YOUR ASSIGNMENT -> What you return must match, exactly, the lines running from the one containing "What data populates" to the end of the data, both included, and must contain no pictures.

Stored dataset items
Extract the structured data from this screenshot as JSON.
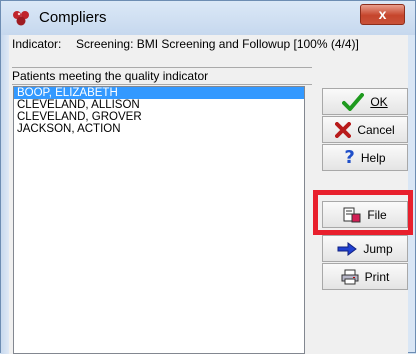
{
  "window": {
    "title": "Compliers",
    "close_label": "x"
  },
  "header": {
    "indicator_label": "Indicator:",
    "indicator_value": "Screening: BMI Screening and Followup [100% (4/4)]",
    "patients_label": "Patients meeting the quality indicator"
  },
  "patients": [
    {
      "name": "BOOP, ELIZABETH",
      "selected": true
    },
    {
      "name": "CLEVELAND, ALLISON",
      "selected": false
    },
    {
      "name": "CLEVELAND, GROVER",
      "selected": false
    },
    {
      "name": "JACKSON, ACTION",
      "selected": false
    }
  ],
  "buttons": {
    "ok": "OK",
    "cancel": "Cancel",
    "help": "Help",
    "file": "File",
    "jump": "Jump",
    "print": "Print"
  },
  "colors": {
    "selection": "#3399ff",
    "highlight_box": "#e8202d",
    "close_button": "#c6452c"
  }
}
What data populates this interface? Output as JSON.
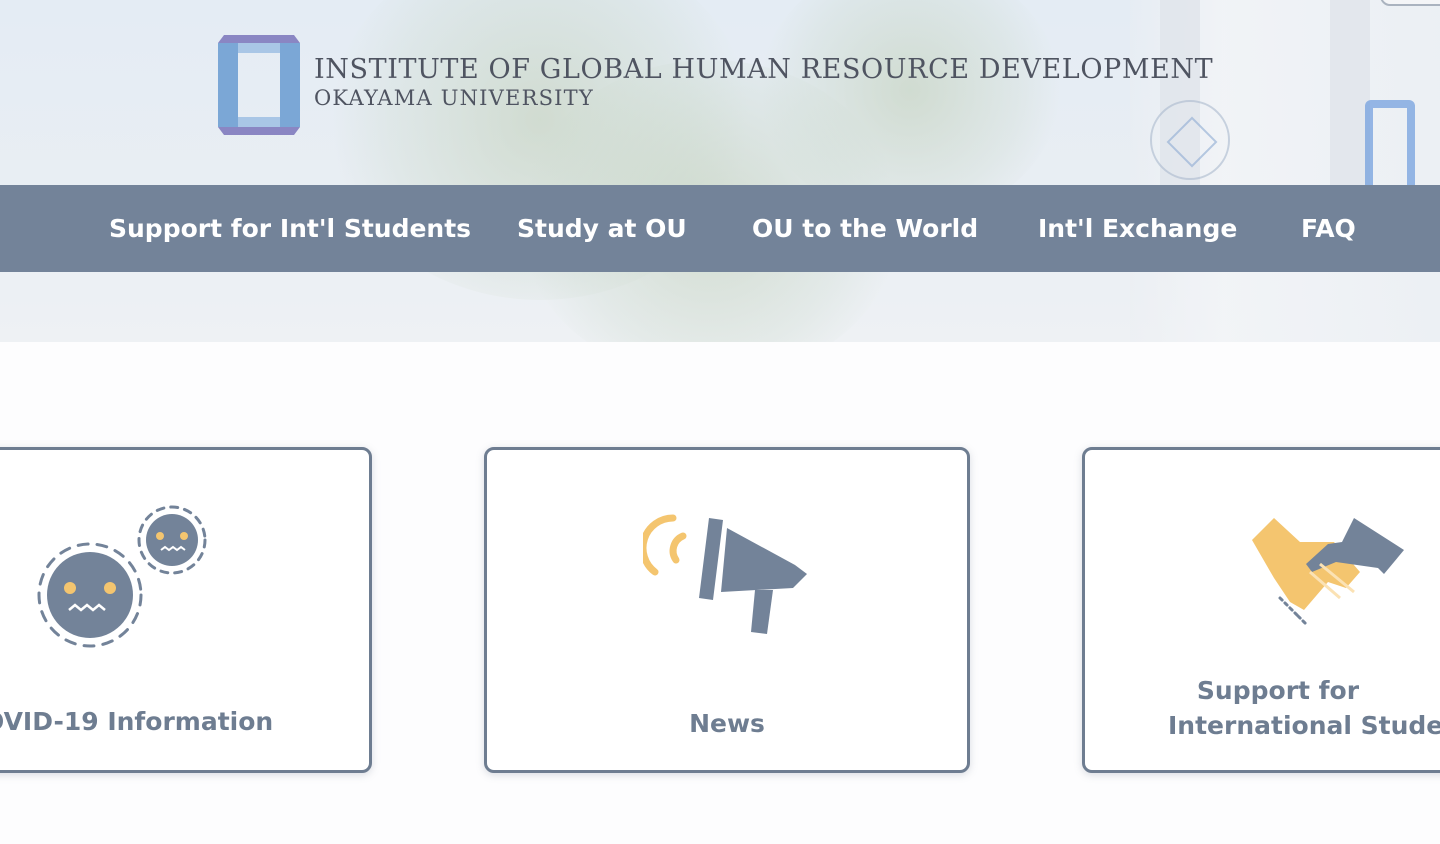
{
  "header": {
    "title": "INSTITUTE OF GLOBAL HUMAN RESOURCE DEVELOPMENT",
    "subtitle": "OKAYAMA UNIVERSITY"
  },
  "nav": {
    "items": [
      {
        "label": "Support for Int'l Students"
      },
      {
        "label": "Study at OU"
      },
      {
        "label": "OU to the World"
      },
      {
        "label": "Int'l Exchange"
      },
      {
        "label": "FAQ"
      }
    ]
  },
  "cards": [
    {
      "label": "OVID-19 Information",
      "icon": "virus-icon"
    },
    {
      "label": "News",
      "icon": "megaphone-icon"
    },
    {
      "label_line1": "Support for",
      "label_line2": "International Stude",
      "icon": "handshake-icon"
    }
  ],
  "colors": {
    "nav_bg": "#738399",
    "card_border": "#6e7d91",
    "accent_yellow": "#f4c56f",
    "logo_blue": "#7ba7d6",
    "logo_purple": "#8a86c3",
    "brand_text": "#4f5461"
  }
}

RESULT FOR THIS TASK ->
What data populates this interface? Output as JSON.
{
  "header": {
    "title": "INSTITUTE OF GLOBAL HUMAN RESOURCE DEVELOPMENT",
    "subtitle": "OKAYAMA UNIVERSITY"
  },
  "nav": {
    "items": [
      {
        "label": "Support for Int'l Students"
      },
      {
        "label": "Study at OU"
      },
      {
        "label": "OU to the World"
      },
      {
        "label": "Int'l Exchange"
      },
      {
        "label": "FAQ"
      }
    ]
  },
  "cards": [
    {
      "label": "OVID-19 Information",
      "icon": "virus-icon"
    },
    {
      "label": "News",
      "icon": "megaphone-icon"
    },
    {
      "label_line1": "Support for",
      "label_line2": "International Stude",
      "icon": "handshake-icon"
    }
  ],
  "colors": {
    "nav_bg": "#738399",
    "card_border": "#6e7d91",
    "accent_yellow": "#f4c56f",
    "logo_blue": "#7ba7d6",
    "logo_purple": "#8a86c3",
    "brand_text": "#4f5461"
  }
}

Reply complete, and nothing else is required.